■ **Stated goal**
Identify the lines that include the word "true", then copy all of them.
-*-*-
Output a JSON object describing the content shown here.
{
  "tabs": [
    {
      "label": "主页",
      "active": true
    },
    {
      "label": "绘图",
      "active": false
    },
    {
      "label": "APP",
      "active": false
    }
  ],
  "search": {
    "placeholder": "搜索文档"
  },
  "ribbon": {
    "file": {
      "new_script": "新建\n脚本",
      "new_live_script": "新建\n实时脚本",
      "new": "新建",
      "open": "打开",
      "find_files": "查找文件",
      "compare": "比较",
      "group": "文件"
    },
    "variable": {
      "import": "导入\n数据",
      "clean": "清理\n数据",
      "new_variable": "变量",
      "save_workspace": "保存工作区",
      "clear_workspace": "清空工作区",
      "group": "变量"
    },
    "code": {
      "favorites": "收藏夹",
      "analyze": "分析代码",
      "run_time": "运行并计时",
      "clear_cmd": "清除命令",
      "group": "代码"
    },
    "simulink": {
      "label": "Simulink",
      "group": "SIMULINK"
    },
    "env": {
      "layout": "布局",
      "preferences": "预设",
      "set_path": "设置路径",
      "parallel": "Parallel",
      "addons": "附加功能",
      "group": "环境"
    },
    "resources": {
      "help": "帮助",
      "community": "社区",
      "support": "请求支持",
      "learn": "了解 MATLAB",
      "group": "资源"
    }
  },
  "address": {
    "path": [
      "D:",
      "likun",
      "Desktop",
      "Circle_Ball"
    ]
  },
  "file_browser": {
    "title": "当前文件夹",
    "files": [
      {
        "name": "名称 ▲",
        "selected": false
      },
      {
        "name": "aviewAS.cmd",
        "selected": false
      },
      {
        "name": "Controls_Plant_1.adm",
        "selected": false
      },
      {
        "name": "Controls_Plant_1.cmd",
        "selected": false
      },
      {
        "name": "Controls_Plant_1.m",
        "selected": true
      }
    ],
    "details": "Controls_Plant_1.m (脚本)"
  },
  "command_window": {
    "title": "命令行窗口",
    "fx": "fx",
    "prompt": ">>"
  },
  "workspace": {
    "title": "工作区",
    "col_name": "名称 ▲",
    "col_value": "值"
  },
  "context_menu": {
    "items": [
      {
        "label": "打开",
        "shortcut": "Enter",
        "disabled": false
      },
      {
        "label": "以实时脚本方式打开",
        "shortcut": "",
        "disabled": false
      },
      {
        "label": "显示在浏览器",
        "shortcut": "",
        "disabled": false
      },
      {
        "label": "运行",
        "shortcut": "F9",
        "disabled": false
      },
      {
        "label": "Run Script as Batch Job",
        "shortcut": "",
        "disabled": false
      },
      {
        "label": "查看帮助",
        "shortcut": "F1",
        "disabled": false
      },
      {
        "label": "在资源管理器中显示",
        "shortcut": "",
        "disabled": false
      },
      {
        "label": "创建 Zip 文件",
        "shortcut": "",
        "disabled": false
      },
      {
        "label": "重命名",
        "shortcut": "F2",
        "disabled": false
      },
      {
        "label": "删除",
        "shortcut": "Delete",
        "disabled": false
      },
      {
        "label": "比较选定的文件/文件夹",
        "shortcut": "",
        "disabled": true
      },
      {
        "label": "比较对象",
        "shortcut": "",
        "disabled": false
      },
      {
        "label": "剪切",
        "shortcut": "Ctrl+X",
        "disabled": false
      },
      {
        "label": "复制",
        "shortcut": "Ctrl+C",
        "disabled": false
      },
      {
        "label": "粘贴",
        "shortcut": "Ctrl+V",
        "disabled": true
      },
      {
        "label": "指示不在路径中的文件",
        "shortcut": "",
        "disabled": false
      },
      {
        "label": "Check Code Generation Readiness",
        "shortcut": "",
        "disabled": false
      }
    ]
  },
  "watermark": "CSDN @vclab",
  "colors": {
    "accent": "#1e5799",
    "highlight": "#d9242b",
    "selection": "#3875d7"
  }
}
-*-*-
■ **Problem solution**
      "active": true
        "selected": true
        "disabled": true
        "disabled": true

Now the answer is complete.